_DOCUMENT PASSAGE_:
--------------------------------

05 — Performance Optimization on 8x H200¶
1. Performance Targets and Roofline¶
H200 Hardware Limits¶
| Bound | Metric | H200 Value |
|---|---|---|
| Compute (BF16) | TFLOPS | 1,979 |
| Compute (FP8) | TFLOPS | 3,958 |
| Memory bandwidth | TB/s | 4.8 |
| NVLink bandwidth | GB/s bidirectional | 900 per GPU |
| PCIe 5.0 bandwidth | GB/s | ~128 (host) |
Roofline Analysis¶
Arithmetic Intensity (AI) = FLOPs / Bytes transferred from HBM
If AI < Ridge Point: → MEMORY BOUND → optimize data movement
If AI > Ridge Point: → COMPUTE BOUND → optimize FLOPs efficiency
H200 Ridge Point = 1,979 TFLOPS / 4.8 TB/s ≈ 412 FLOP/Byte (BF16)
Operation AIs:
GEMM (large): ~1000+ FLOP/Byte → COMPUTE BOUND ✓ (targets Tensor Cores)
Attention (small batch): ~10 FLOP/Byte → MEMORY BOUND (use Flash Attention)
Element-wise ops: ~1-4 FLOP/Byte → MEMORY BOUND (fuse them)
All-reduce: ~0 FLOPs, pure bandwidth → NVLink BOUND
# Run roofline analysis with Nsight Compute
ncu --set roofline --target-processes all \
--output roofline_report \
python -c "import torch; a=torch.randn(4096,4096,device='cuda',dtype=torch.bfloat16); torch.mm(a,a)"
# Open in Nsight Compute GUI for visualization
ncu-ui roofline_report.ncu-rep
2. CUDA Graphs for Inference¶
Inference has a fixed computation graph (same shapes every step). CUDA Graphs eliminate CPU kernel launch overhead.
import torch
# Standard inference: CPU launches each kernel individually
# ~5-50 µs overhead per kernel → adds up for many small kernels
# CUDA Graph: capture once, replay instantly
def setup_cuda_graph(model, sample_input):
# Warmup (fills CUDA caches, etc.)
with torch.cuda.stream(torch.cuda.Stream()):
for _ in range(3):
model(sample_input)
# Capture
g = torch.cuda.CUDAGraph()
static_input = sample_input.clone()
static_output = torch.zeros_like(model(static_input))
with torch.cuda.graph(g):
static_output = model(static_input)
return g, static_input, static_output
def graph_inference(g, static_input, static_output, new_input):
static_input.copy_(new_input)
g.replay()
return static_output.clone()

--------------------------------

_DATA LISTING_:
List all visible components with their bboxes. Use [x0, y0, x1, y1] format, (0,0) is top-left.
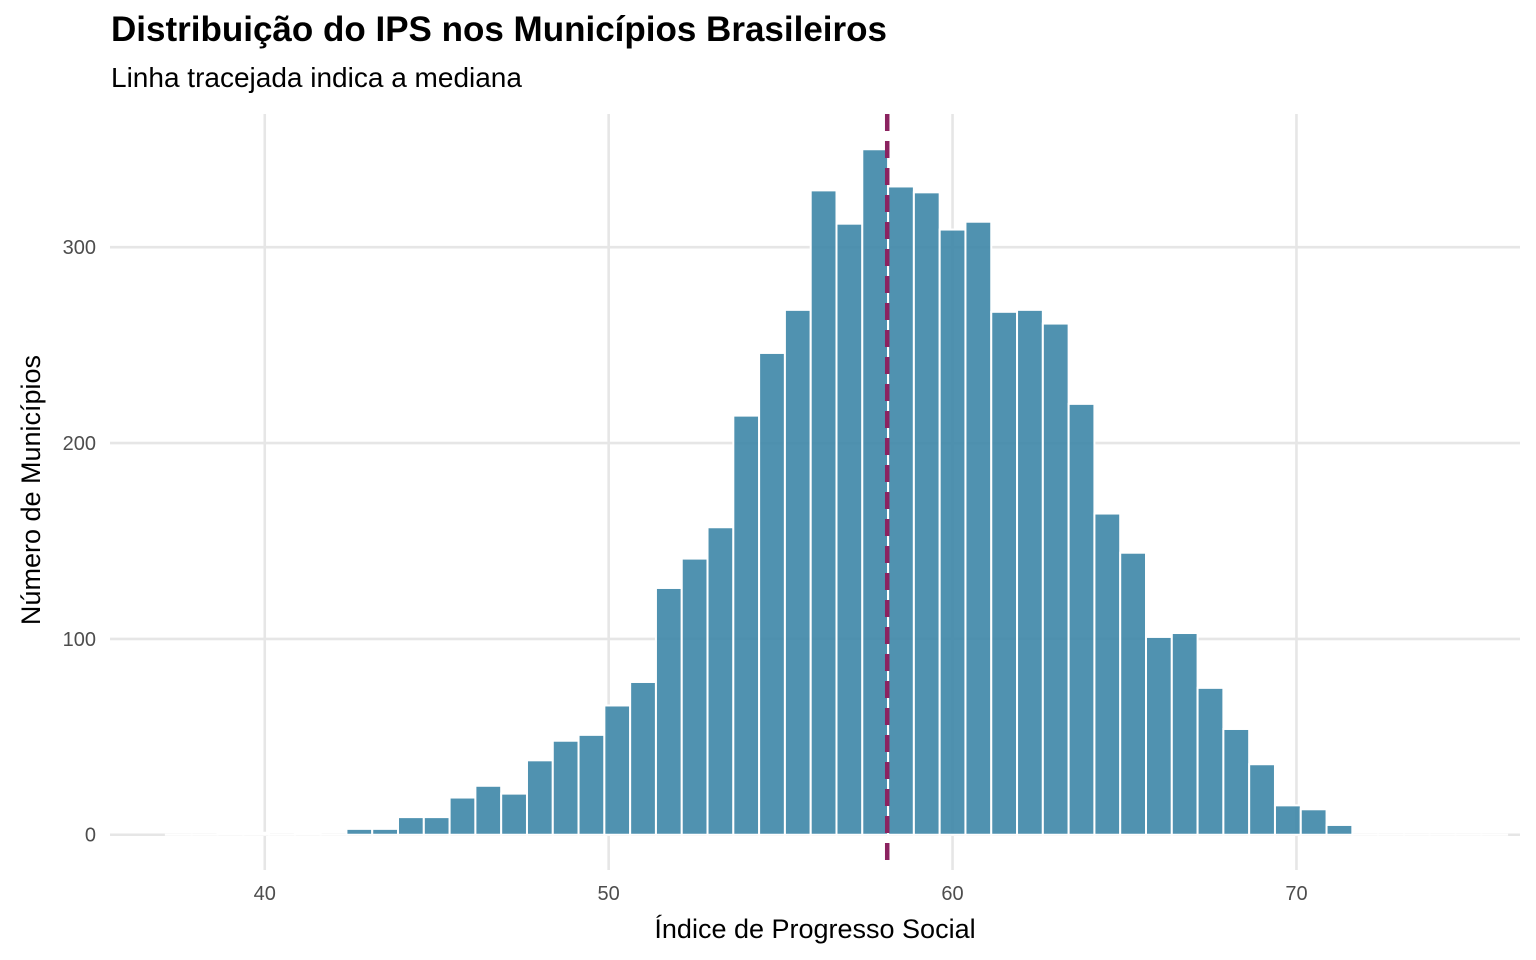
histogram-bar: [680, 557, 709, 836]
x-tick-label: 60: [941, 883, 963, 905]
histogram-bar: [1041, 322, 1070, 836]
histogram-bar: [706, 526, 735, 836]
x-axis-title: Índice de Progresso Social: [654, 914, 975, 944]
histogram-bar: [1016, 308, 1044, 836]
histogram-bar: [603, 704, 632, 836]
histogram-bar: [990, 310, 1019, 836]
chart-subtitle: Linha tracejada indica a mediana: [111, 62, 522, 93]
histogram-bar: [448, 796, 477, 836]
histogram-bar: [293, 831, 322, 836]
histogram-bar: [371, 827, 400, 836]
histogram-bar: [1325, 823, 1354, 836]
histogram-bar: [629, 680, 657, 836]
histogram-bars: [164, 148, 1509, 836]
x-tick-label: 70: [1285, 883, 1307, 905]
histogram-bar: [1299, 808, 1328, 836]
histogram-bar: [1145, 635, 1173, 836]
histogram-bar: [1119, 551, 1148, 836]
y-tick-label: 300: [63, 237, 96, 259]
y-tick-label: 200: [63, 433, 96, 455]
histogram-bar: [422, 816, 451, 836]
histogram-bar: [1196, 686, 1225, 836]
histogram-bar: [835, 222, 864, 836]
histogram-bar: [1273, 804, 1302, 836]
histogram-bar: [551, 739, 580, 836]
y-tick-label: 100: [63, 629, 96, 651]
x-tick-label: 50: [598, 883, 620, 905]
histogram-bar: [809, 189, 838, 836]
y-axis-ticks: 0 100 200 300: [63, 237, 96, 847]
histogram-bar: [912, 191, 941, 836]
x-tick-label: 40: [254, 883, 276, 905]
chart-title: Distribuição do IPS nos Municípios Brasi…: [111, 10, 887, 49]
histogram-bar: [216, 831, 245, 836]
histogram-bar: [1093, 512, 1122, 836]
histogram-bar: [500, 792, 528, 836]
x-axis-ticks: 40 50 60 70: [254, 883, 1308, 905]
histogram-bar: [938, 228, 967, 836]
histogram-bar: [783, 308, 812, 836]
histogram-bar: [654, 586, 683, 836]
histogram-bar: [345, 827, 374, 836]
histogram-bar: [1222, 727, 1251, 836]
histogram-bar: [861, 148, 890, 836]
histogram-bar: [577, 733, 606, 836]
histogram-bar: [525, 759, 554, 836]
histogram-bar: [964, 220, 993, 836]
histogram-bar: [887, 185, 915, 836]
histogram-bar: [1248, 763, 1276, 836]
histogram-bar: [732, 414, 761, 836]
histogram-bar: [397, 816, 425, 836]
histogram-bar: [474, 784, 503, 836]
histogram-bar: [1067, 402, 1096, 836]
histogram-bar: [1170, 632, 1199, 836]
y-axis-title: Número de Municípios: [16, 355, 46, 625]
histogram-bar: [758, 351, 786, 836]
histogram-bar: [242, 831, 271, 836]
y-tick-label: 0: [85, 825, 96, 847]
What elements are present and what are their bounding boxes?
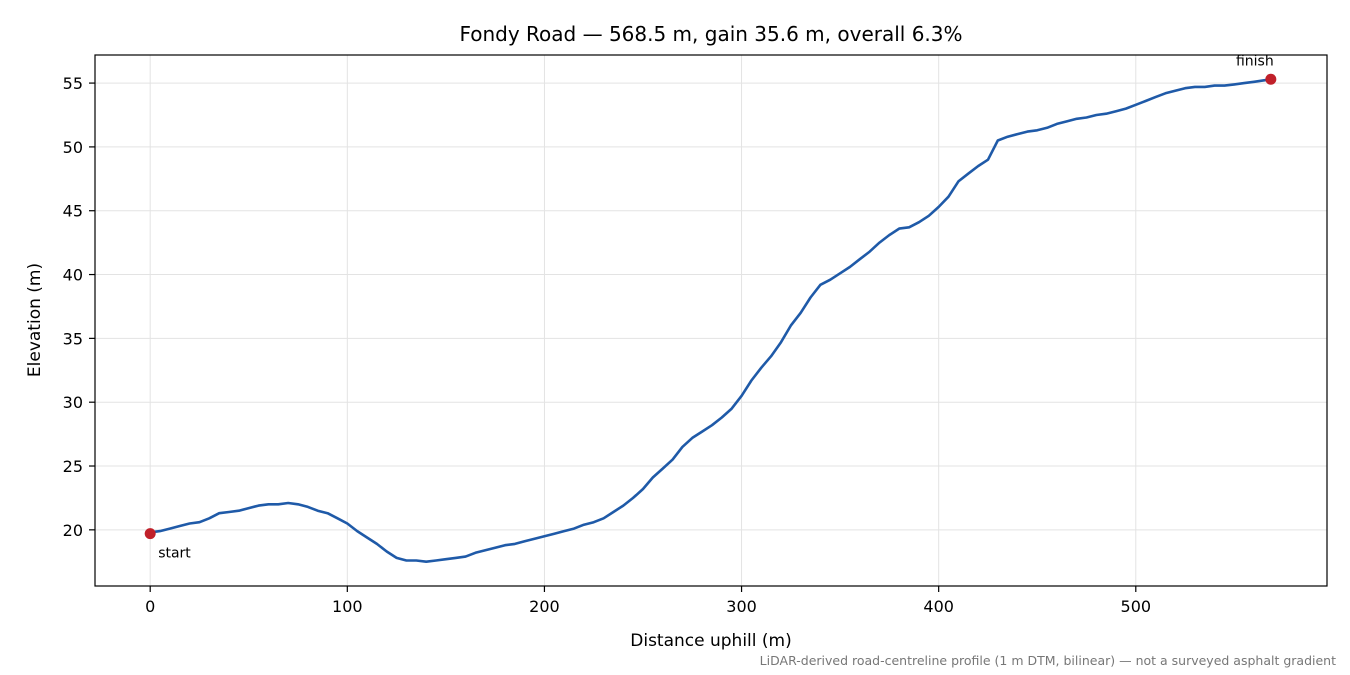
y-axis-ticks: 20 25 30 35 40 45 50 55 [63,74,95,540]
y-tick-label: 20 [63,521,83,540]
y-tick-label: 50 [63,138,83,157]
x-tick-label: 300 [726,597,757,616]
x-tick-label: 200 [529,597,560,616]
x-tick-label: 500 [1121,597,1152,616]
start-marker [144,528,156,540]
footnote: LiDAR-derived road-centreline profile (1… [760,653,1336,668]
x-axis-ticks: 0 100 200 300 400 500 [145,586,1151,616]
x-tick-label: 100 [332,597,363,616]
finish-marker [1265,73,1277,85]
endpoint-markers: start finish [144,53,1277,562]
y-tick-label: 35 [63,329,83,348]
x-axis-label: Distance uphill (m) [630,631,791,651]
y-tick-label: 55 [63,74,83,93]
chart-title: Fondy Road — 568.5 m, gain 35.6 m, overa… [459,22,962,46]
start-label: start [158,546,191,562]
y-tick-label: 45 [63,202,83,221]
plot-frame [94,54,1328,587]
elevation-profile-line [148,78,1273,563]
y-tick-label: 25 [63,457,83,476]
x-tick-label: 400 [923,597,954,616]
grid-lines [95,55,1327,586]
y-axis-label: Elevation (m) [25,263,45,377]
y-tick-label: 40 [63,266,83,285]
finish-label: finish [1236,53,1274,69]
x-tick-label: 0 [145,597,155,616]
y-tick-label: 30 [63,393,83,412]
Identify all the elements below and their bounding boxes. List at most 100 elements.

--------------------------------

_TASK INSTRUCTIONS_:
Edit the H200 performance optimization page: give the part starting at "static_input = sample_input.clone()" and ending at "return static_output.clone()", with every "static_input" changed to "cached_input".

_SOLVED EXERCISE_:
cached_input = sample_input.clone()
static_output = torch.zeros_like(model(cached_input))
with torch.cuda.graph(g):
static_output = model(cached_input)
return g, cached_input, static_output
def graph_inference(g, cached_input, static_output, new_input):
cached_input.copy_(new_input)
g.replay()
return static_output.clone()